Begin MATERIAL PROVIDED
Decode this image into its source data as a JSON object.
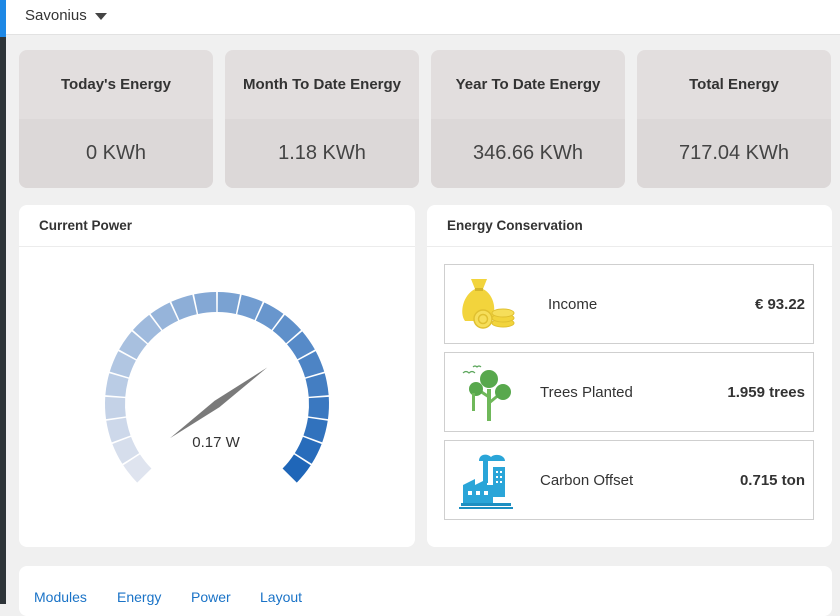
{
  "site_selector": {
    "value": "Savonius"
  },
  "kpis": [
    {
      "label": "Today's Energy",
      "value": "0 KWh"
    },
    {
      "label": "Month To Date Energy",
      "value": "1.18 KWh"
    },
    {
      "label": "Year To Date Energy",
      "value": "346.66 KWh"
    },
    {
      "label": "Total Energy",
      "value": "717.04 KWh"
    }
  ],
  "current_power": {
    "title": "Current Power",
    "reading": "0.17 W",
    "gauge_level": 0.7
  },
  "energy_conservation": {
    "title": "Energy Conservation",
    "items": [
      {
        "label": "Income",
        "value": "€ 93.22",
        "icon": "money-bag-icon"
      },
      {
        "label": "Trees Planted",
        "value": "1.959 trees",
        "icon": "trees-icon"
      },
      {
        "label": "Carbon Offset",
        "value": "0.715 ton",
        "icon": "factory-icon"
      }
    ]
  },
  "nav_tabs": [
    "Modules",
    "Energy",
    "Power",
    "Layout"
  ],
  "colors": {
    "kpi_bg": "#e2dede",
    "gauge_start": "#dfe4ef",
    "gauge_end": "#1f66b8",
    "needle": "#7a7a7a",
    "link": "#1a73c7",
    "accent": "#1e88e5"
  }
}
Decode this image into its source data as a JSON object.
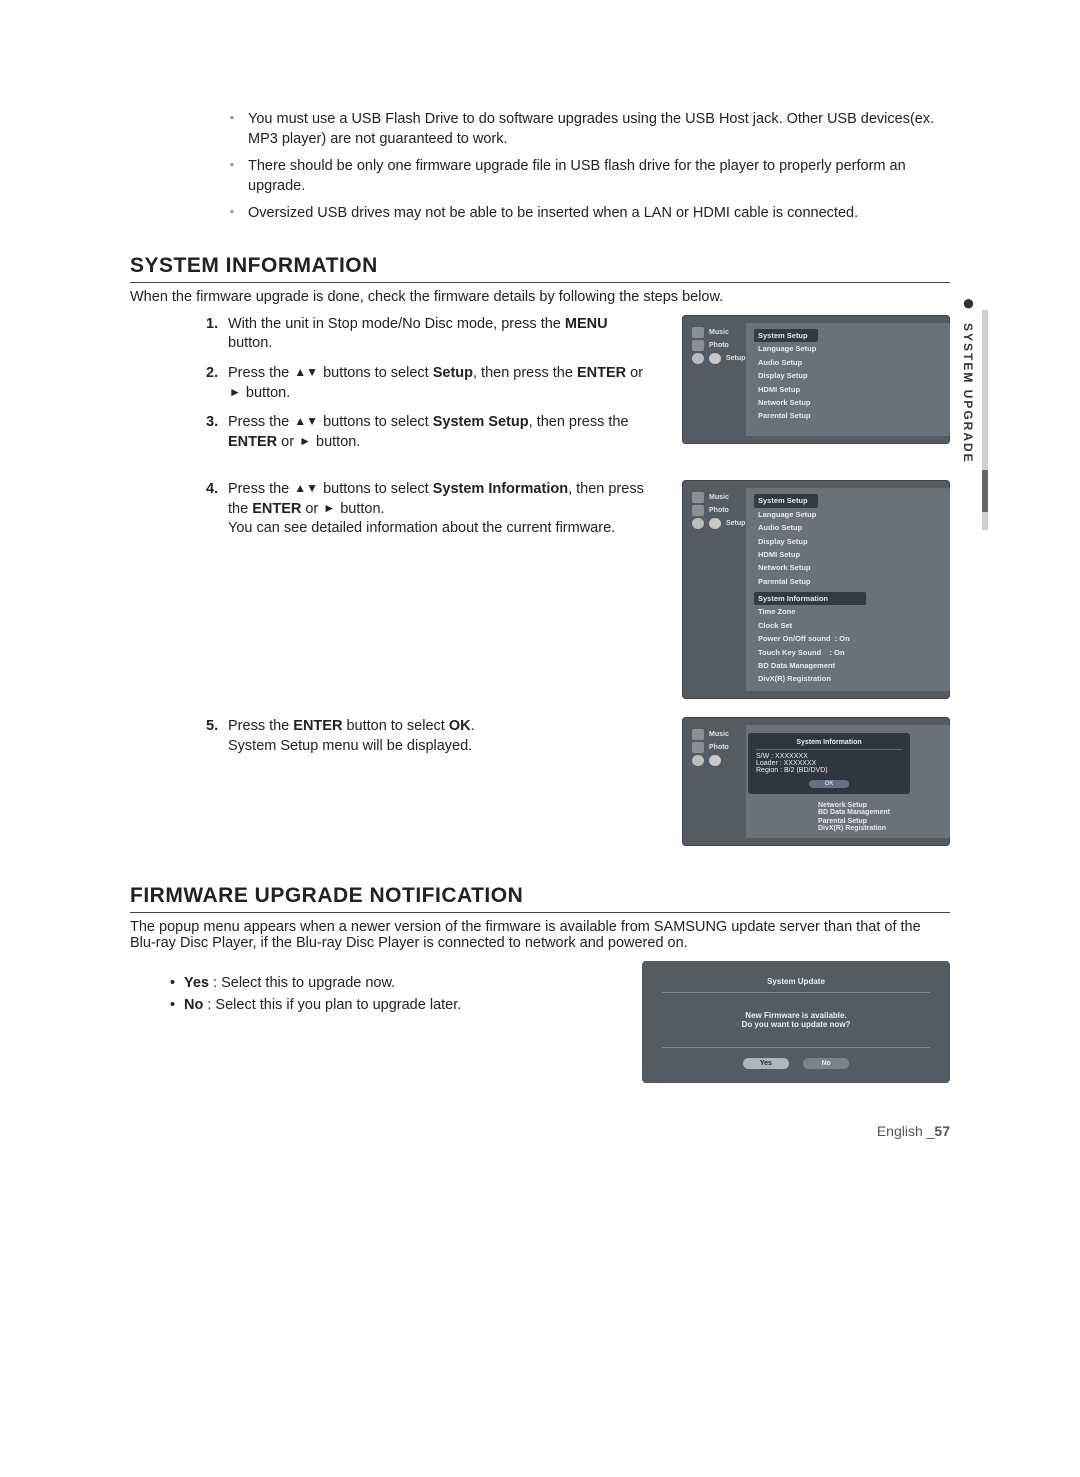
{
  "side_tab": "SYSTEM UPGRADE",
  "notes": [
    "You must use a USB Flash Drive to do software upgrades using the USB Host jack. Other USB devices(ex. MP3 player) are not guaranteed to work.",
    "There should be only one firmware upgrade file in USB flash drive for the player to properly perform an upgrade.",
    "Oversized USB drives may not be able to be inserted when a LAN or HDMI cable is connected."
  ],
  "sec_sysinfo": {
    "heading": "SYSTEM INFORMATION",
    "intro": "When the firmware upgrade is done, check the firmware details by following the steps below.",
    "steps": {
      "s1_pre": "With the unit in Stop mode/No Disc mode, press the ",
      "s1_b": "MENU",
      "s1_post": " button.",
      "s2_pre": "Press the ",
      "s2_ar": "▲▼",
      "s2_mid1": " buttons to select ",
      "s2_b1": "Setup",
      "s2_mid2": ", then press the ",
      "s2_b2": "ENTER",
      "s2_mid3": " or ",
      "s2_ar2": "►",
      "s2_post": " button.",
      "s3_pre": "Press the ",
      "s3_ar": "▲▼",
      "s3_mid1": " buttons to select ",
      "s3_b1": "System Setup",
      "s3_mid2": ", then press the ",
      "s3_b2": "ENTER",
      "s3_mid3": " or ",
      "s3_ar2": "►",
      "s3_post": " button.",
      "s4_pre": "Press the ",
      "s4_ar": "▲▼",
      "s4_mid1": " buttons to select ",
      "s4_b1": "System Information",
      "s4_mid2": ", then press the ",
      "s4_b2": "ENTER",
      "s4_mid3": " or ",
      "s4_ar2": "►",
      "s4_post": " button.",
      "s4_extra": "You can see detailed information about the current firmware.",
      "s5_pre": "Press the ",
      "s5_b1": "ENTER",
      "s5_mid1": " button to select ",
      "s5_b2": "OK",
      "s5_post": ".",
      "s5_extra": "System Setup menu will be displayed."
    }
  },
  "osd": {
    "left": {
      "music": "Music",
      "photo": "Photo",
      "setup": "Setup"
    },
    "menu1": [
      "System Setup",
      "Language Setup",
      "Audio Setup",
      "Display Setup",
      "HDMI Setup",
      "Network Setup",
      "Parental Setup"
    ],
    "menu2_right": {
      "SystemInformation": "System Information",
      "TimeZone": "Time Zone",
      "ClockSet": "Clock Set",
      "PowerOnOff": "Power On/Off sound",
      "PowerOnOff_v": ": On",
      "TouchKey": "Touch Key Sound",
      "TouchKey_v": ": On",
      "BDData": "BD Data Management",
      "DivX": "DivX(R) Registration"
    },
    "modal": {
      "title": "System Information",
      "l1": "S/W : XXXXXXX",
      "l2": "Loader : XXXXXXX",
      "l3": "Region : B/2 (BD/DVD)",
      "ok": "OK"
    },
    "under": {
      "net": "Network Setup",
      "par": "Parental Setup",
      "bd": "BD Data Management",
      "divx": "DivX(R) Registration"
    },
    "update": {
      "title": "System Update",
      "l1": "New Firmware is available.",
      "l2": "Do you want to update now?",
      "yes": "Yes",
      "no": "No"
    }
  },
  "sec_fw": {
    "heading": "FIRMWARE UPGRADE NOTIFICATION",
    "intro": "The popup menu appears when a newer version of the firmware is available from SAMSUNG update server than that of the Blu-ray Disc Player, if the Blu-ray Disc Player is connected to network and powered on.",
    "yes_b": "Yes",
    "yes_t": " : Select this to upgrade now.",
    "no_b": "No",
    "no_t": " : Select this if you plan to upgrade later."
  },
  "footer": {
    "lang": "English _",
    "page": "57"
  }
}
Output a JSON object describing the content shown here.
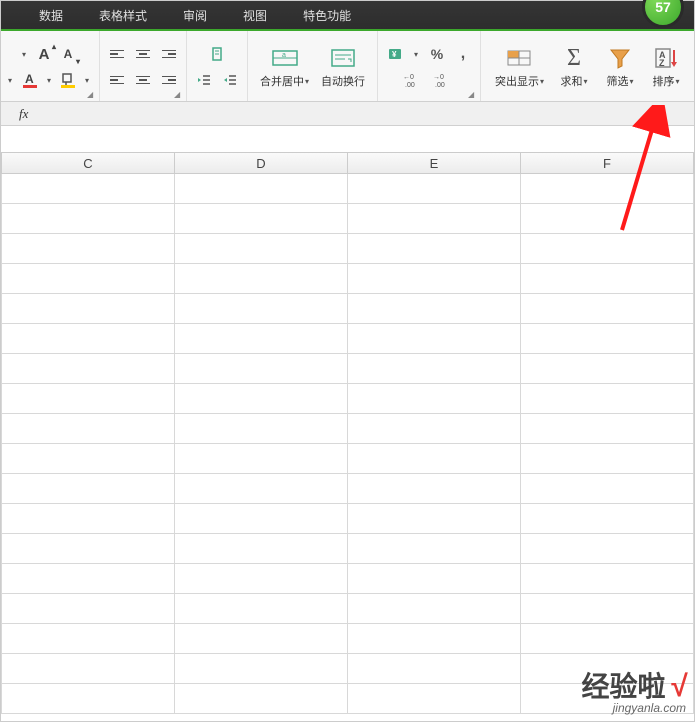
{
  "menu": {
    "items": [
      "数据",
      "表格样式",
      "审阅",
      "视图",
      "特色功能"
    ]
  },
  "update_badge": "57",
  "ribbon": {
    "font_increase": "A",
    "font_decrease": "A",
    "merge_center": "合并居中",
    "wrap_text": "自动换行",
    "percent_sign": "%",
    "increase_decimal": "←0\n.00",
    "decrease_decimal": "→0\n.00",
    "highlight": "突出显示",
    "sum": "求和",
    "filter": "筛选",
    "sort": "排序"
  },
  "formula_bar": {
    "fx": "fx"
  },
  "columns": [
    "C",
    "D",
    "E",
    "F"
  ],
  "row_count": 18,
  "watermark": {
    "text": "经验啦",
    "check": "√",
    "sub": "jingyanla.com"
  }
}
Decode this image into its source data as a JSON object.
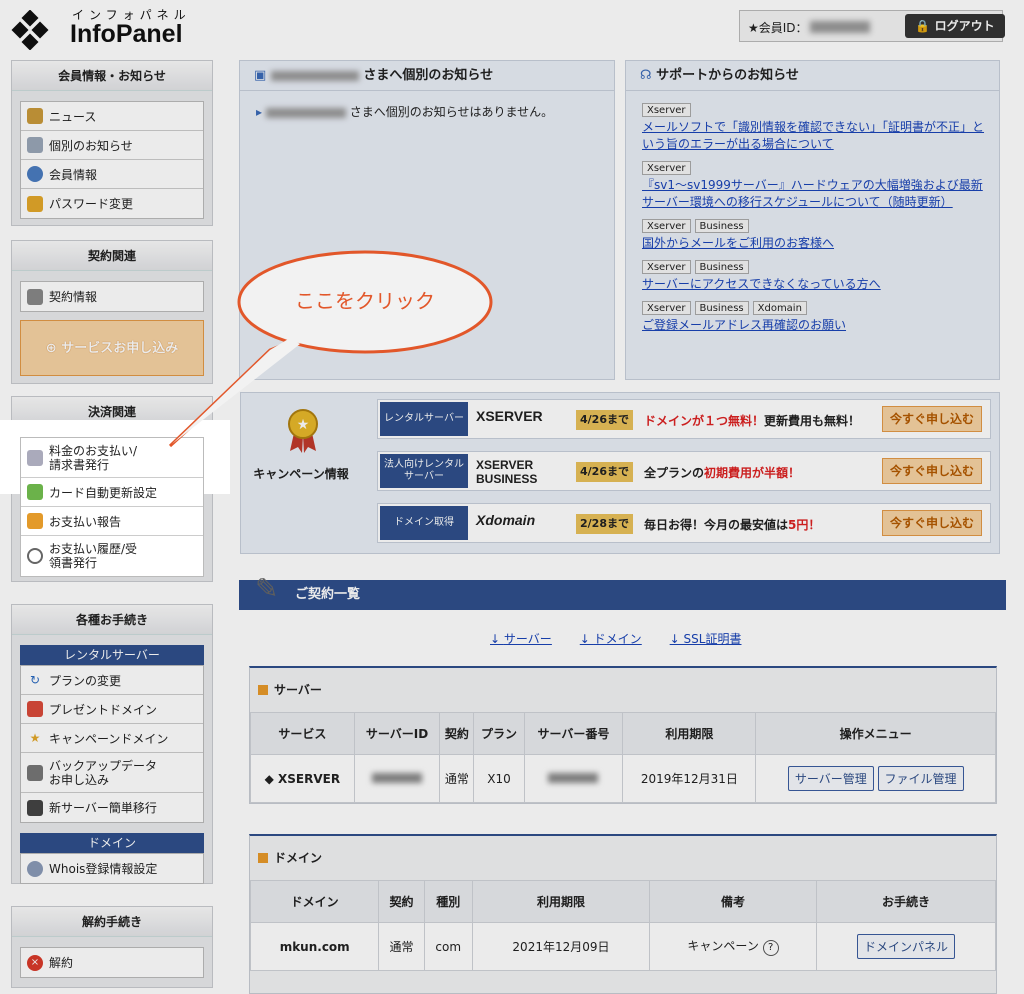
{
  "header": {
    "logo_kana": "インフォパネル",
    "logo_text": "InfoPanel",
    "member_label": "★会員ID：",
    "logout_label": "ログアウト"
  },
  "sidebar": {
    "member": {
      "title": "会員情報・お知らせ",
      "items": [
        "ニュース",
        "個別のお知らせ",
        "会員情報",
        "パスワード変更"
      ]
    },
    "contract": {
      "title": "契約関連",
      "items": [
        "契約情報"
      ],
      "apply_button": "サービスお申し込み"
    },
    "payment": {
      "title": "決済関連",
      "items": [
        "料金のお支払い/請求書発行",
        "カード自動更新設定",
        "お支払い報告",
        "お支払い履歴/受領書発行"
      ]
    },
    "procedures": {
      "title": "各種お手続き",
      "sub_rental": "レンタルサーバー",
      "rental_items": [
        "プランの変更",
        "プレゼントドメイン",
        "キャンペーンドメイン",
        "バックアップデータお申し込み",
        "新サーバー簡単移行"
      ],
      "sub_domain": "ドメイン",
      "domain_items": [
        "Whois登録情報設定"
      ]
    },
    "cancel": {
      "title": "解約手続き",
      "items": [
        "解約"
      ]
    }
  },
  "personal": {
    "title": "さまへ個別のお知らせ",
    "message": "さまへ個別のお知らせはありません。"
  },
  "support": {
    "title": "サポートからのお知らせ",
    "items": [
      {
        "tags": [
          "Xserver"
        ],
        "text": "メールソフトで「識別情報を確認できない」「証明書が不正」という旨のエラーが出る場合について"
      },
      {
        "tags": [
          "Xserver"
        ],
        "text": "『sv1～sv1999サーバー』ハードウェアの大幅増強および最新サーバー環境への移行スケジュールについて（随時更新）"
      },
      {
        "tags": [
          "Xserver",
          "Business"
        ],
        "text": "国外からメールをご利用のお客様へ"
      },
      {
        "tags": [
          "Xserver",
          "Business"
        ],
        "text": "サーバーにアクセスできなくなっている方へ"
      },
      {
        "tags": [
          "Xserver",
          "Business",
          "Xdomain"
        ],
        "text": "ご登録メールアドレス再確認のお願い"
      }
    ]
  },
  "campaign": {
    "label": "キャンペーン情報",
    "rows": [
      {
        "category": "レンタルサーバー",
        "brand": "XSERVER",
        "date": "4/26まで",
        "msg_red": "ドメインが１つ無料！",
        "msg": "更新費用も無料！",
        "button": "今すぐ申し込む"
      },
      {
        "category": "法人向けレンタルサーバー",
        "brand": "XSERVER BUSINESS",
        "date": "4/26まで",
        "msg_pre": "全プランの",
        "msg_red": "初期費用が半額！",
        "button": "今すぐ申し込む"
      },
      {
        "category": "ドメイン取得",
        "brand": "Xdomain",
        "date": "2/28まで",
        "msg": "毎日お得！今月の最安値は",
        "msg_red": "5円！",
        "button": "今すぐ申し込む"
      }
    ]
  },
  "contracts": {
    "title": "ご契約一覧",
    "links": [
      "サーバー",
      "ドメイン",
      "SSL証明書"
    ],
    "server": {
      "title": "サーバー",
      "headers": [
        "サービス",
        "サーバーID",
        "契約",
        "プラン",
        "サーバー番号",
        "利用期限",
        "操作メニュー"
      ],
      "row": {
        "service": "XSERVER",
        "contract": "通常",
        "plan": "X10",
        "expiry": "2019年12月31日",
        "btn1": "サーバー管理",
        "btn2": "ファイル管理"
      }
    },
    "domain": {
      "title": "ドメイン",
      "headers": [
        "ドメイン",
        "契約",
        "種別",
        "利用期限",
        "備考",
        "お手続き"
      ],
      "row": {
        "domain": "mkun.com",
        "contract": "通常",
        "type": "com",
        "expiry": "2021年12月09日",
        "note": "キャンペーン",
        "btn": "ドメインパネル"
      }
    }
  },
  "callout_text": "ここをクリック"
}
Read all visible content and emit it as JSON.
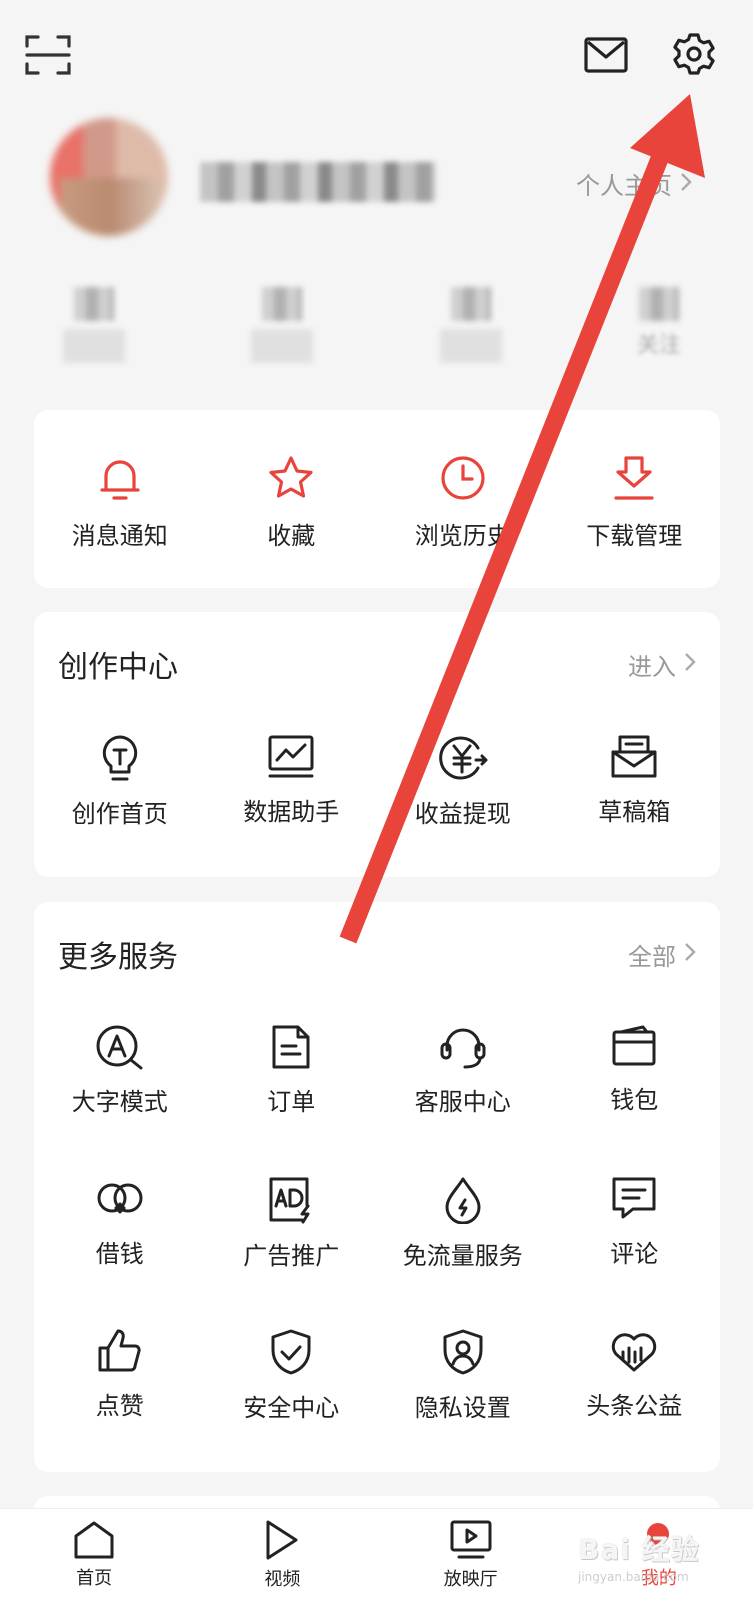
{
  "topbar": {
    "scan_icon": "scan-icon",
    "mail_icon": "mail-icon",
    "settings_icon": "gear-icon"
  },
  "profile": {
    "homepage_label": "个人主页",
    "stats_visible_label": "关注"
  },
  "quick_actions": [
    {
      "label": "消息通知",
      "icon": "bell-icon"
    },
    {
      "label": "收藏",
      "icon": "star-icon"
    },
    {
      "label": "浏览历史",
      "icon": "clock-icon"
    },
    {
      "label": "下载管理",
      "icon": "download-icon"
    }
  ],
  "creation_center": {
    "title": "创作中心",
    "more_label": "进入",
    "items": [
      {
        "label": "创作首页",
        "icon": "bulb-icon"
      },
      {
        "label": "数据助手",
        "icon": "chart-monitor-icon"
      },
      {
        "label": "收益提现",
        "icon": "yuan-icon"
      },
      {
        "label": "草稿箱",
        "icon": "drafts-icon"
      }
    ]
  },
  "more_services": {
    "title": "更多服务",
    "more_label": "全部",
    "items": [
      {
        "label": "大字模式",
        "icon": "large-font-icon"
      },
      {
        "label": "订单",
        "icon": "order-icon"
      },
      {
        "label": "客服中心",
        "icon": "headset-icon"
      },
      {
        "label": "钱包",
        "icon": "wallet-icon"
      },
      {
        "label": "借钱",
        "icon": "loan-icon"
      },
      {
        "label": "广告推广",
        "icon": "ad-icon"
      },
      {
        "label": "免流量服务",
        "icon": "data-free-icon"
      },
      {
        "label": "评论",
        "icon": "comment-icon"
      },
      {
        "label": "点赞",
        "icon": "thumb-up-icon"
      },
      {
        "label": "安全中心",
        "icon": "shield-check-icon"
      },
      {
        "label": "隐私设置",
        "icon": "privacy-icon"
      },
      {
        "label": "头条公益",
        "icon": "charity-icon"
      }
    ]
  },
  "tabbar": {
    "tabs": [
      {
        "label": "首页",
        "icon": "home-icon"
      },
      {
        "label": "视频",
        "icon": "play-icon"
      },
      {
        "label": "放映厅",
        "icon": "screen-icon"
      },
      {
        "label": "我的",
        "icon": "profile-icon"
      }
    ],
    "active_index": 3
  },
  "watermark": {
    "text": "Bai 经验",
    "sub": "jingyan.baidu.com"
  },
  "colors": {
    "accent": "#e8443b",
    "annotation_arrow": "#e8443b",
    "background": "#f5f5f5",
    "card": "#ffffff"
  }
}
End MATERIAL PROVIDED
- **SHORT TASK**:
Show, from the listing above, each line that contains the word "expiry".

- **ANSWER**:
        "expiry": "2019年12月31日",
        "expiry": "2021年12月09日",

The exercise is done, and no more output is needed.